### Exercise requirements:
Select all lines holding the word "famiglia" from the entries that follow.

### Listed entries:
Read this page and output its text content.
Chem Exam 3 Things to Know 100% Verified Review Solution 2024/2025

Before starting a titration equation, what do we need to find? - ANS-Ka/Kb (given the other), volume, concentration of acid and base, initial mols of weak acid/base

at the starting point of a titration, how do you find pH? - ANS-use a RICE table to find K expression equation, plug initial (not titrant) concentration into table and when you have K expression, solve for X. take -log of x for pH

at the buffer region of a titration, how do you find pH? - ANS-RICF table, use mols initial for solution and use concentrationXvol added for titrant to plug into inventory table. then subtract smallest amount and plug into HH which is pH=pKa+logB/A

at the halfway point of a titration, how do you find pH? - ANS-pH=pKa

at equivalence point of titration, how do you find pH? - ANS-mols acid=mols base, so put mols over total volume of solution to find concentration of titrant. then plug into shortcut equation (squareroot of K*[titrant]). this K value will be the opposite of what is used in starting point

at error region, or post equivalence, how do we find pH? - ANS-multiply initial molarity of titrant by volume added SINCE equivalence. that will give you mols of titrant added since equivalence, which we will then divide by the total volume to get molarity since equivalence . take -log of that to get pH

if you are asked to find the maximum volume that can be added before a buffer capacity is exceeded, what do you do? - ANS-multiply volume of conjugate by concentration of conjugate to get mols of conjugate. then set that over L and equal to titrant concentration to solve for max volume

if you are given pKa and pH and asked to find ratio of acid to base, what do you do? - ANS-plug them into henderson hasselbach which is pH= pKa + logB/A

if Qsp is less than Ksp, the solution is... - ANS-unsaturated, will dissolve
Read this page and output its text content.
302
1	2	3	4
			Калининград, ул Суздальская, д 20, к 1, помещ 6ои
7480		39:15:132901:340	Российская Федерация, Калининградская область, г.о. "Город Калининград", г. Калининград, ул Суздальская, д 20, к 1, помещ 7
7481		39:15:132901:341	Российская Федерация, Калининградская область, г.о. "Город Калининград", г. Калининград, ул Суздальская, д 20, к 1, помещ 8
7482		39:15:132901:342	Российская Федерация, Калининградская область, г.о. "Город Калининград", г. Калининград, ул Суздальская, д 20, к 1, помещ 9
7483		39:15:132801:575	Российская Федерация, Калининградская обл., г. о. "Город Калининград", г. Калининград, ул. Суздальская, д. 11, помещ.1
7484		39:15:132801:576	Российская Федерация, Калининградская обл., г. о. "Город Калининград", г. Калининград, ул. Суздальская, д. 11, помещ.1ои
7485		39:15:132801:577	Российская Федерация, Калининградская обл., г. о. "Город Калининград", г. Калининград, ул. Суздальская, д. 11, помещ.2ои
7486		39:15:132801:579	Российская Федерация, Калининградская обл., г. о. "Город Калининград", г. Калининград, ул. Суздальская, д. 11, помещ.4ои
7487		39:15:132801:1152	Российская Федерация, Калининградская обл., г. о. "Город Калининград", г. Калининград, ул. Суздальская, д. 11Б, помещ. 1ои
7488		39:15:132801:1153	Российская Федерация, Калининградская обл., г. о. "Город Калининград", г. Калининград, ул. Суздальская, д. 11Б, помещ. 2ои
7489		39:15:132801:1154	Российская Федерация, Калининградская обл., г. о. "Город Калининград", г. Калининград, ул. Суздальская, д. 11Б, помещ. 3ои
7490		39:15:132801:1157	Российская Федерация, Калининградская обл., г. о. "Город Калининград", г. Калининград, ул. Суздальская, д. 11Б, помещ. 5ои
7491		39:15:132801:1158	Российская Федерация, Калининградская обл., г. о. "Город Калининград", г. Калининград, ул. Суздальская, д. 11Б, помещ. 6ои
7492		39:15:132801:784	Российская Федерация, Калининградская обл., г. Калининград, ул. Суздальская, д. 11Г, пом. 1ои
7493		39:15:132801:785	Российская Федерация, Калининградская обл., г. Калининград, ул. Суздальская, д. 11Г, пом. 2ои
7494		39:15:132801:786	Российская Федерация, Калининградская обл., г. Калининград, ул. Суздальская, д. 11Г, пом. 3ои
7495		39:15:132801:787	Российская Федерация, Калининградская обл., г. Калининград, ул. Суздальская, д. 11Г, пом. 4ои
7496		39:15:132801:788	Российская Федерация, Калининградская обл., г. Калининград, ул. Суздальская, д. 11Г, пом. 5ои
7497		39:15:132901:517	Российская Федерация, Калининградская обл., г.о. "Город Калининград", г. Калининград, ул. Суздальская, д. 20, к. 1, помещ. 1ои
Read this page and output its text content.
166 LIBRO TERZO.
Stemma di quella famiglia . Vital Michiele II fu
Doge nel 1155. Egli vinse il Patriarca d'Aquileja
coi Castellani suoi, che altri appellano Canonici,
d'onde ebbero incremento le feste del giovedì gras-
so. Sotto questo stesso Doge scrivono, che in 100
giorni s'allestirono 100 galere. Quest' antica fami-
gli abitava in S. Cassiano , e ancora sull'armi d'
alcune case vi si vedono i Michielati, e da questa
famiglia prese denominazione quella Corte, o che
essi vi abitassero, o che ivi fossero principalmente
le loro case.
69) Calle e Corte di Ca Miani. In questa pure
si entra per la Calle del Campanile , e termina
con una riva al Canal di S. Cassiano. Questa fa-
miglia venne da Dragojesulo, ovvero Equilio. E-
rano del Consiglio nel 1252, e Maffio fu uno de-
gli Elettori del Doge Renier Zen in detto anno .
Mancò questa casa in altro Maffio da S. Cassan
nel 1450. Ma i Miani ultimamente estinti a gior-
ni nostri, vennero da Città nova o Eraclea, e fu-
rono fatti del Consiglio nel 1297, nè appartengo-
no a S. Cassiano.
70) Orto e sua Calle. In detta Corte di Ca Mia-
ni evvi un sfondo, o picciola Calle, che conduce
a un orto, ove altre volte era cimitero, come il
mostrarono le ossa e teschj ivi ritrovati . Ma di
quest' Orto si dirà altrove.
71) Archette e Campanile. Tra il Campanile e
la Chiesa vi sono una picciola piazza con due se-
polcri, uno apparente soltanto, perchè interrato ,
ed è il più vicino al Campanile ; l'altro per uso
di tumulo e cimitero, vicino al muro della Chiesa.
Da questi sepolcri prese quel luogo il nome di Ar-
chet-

### Answer to the exercise:
Stemma di quella famiglia . Vital Michiele II fu
famiglia prese denominazione quella Corte, o che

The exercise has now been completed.